### Work to be completed
Every line below that mentions the word "中国古代文学史" should be copied out.

### Record extracts

# # # # #

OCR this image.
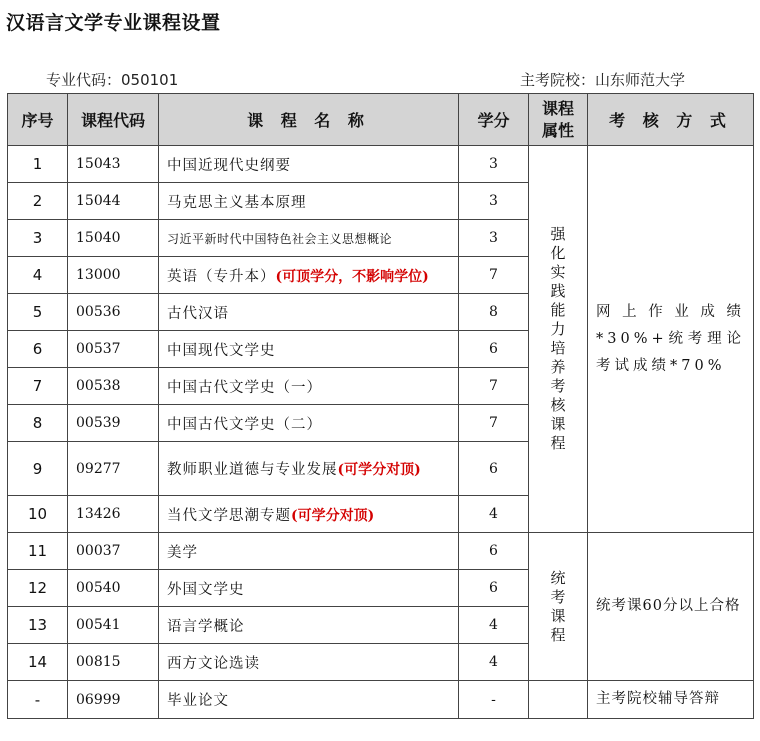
汉语言文学专业课程设置
专业代码：050101	主考院校：山东师范大学
序号	课程代码	课 程 名 称	学分	课程属性	考 核 方 式
1	15043	中国近现代史纲要	3	强化实践能力培养考核课程	网上作业成绩*30%+统考理论考试成绩*70%
2	15044	马克思主义基本原理	3		
3	15040	习近平新时代中国特色社会主义思想概论	3		
4	13000	英语（专升本）(可顶学分，不影响学位)	7		
5	00536	古代汉语	8		
6	00537	中国现代文学史	6		
7	00538	中国古代文学史（一）	7		
8	00539	中国古代文学史（二）	7		
9	09277	教师职业道德与专业发展(可学分对顶)	6		
10	13426	当代文学思潮专题(可学分对顶)	4		
11	00037	美学	6	统考课程	统考课60分以上合格
12	00540	外国文学史	6		
13	00541	语言学概论	4		
14	00815	西方文论选读	4		
-	06999	毕业论文	-		主考院校辅导答辩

# # # # #

### Solution for this exercise
7	00538	中国古代文学史（一）	7		
8	00539	中国古代文学史（二）	7		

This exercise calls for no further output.